* **Excerpted records**
"""

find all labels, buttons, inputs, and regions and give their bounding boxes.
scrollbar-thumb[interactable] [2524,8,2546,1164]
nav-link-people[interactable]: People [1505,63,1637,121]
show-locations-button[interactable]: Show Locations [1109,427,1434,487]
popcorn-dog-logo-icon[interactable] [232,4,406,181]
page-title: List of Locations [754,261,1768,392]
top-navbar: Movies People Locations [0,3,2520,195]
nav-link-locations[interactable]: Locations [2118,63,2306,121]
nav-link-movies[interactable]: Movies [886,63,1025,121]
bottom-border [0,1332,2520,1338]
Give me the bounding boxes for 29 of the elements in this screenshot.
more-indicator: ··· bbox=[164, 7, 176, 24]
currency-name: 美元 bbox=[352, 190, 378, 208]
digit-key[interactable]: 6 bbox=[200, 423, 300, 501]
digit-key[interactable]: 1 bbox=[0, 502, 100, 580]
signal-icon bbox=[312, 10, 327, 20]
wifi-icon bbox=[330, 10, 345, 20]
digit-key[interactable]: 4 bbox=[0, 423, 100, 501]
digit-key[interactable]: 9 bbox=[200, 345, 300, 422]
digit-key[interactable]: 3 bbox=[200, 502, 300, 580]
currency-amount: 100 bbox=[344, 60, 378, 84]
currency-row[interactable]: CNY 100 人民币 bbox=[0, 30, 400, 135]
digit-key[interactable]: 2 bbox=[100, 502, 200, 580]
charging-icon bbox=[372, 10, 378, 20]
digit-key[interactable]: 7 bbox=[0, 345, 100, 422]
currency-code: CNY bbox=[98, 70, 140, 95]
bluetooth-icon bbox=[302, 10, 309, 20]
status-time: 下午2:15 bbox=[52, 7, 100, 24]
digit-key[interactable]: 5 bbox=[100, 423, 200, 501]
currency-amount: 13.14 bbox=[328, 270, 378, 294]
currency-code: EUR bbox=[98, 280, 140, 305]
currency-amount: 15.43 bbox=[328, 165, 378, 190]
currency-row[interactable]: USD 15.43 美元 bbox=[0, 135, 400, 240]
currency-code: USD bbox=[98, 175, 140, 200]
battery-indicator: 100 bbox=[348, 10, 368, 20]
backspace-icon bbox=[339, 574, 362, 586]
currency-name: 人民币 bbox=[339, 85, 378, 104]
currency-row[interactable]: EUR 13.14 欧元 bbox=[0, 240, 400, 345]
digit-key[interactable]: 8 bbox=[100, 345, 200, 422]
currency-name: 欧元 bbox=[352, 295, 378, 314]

"""

* **Stated task**
Switch every "digit-key" in the records to "number-key" and write out all the lines again, leaving everything else unchanged.

* **Correct output**
find all labels, buttons, inputs, and regions and give their bounding boxes.
scrollbar-thumb[interactable] [2524,8,2546,1164]
nav-link-people[interactable]: People [1505,63,1637,121]
show-locations-button[interactable]: Show Locations [1109,427,1434,487]
popcorn-dog-logo-icon[interactable] [232,4,406,181]
page-title: List of Locations [754,261,1768,392]
top-navbar: Movies People Locations [0,3,2520,195]
nav-link-locations[interactable]: Locations [2118,63,2306,121]
nav-link-movies[interactable]: Movies [886,63,1025,121]
bottom-border [0,1332,2520,1338]
Give me the bounding boxes for 29 of the elements in this screenshot.
more-indicator: ··· bbox=[164, 7, 176, 24]
currency-name: 美元 bbox=[352, 190, 378, 208]
number-key[interactable]: 6 bbox=[200, 423, 300, 501]
number-key[interactable]: 1 bbox=[0, 502, 100, 580]
signal-icon bbox=[312, 10, 327, 20]
wifi-icon bbox=[330, 10, 345, 20]
number-key[interactable]: 4 bbox=[0, 423, 100, 501]
number-key[interactable]: 9 bbox=[200, 345, 300, 422]
number-key[interactable]: 3 bbox=[200, 502, 300, 580]
currency-amount: 100 bbox=[344, 60, 378, 84]
currency-row[interactable]: CNY 100 人民币 bbox=[0, 30, 400, 135]
number-key[interactable]: 2 bbox=[100, 502, 200, 580]
charging-icon bbox=[372, 10, 378, 20]
number-key[interactable]: 7 bbox=[0, 345, 100, 422]
currency-code: CNY bbox=[98, 70, 140, 95]
bluetooth-icon bbox=[302, 10, 309, 20]
status-time: 下午2:15 bbox=[52, 7, 100, 24]
number-key[interactable]: 5 bbox=[100, 423, 200, 501]
currency-amount: 13.14 bbox=[328, 270, 378, 294]
currency-code: EUR bbox=[98, 280, 140, 305]
currency-amount: 15.43 bbox=[328, 165, 378, 190]
currency-row[interactable]: USD 15.43 美元 bbox=[0, 135, 400, 240]
currency-code: USD bbox=[98, 175, 140, 200]
battery-indicator: 100 bbox=[348, 10, 368, 20]
backspace-icon bbox=[339, 574, 362, 586]
currency-name: 人民币 bbox=[339, 85, 378, 104]
currency-row[interactable]: EUR 13.14 欧元 bbox=[0, 240, 400, 345]
number-key[interactable]: 8 bbox=[100, 345, 200, 422]
currency-name: 欧元 bbox=[352, 295, 378, 314]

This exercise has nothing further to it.